What this task involves =>
Exclude the pictures and return every line exactly as written.

Input rows =>
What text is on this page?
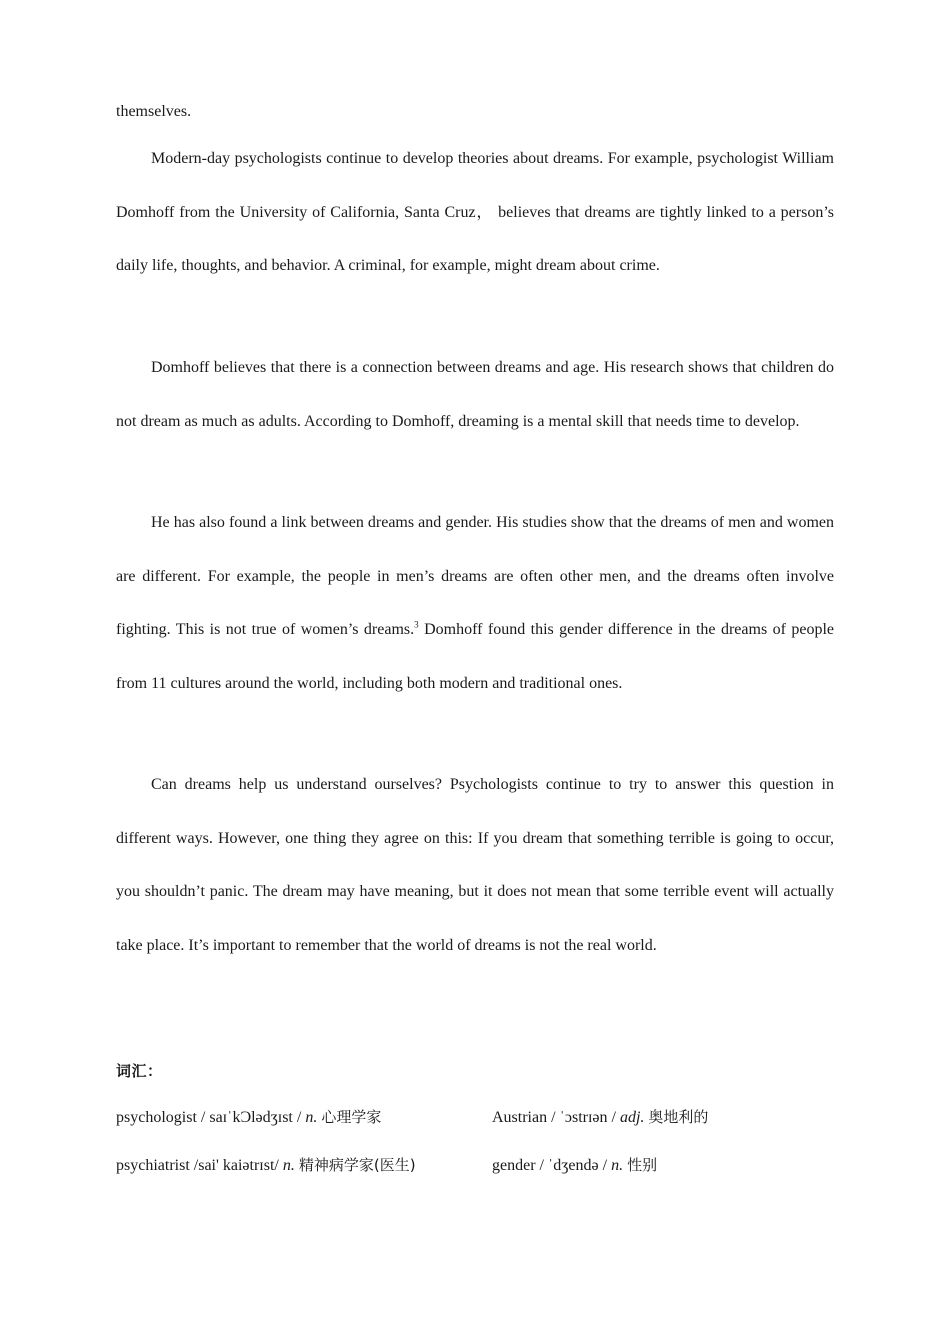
themselves.

Modern-day psychologists continue to develop theories about dreams. For example, psychologist William Domhoff from the University of California, Santa Cruz， believes that dreams are tightly linked to a person’s daily life, thoughts, and behavior. A criminal, for example, might dream about crime.

Domhoff believes that there is a connection between dreams and age. His research shows that children do not dream as much as adults. According to Domhoff, dreaming is a mental skill that needs time to develop.

He has also found a link between dreams and gender. His studies show that the dreams of men and women are different. For example, the people in men’s dreams are often other men, and the dreams often involve fighting. This is not true of women’s dreams.$^3$ Domhoff found this gender difference in the dreams of people from 11 cultures around the world, including both modern and traditional ones.

Can dreams help us understand ourselves? Psychologists continue to try to answer this question in different ways. However, one thing they agree on this: If you dream that something terrible is going to occur, you shouldn’t panic. The dream may have meaning, but it does not mean that some terrible event will actually take place. It’s important to remember that the world of dreams is not the real world.

词汇：
psychologist / saɪˈkƆlədʒɪst / n. 心理学家	Austrian / ˈɔstrɪən / adj. 奥地利的
psychiatrist /sai' kaiətrɪst/ n. 精神病学家(医生)	gender / ˈdʒendə / n. 性别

Exercise response =>
What text is on this page?
themselves.

Modern-day psychologists continue to develop theories about dreams. For example, psychologist William Domhoff from the University of California, Santa Cruz， believes that dreams are tightly linked to a person’s daily life, thoughts, and behavior. A criminal, for example, might dream about crime.

Domhoff believes that there is a connection between dreams and age. His research shows that children do not dream as much as adults. According to Domhoff, dreaming is a mental skill that needs time to develop.

He has also found a link between dreams and gender. His studies show that the dreams of men and women are different. For example, the people in men’s dreams are often other men, and the dreams often involve fighting. This is not true of women’s dreams.$^3$ Domhoff found this gender difference in the dreams of people from 11 cultures around the world, including both modern and traditional ones.

Can dreams help us understand ourselves? Psychologists continue to try to answer this question in different ways. However, one thing they agree on this: If you dream that something terrible is going to occur, you shouldn’t panic. The dream may have meaning, but it does not mean that some terrible event will actually take place. It’s important to remember that the world of dreams is not the real world.

词汇：
psychologist / saɪˈkƆlədʒɪst / n. 心理学家	Austrian / ˈɔstrɪən / adj. 奥地利的
psychiatrist /sai' kaiətrɪst/ n. 精神病学家(医生)	gender / ˈdʒendə / n. 性别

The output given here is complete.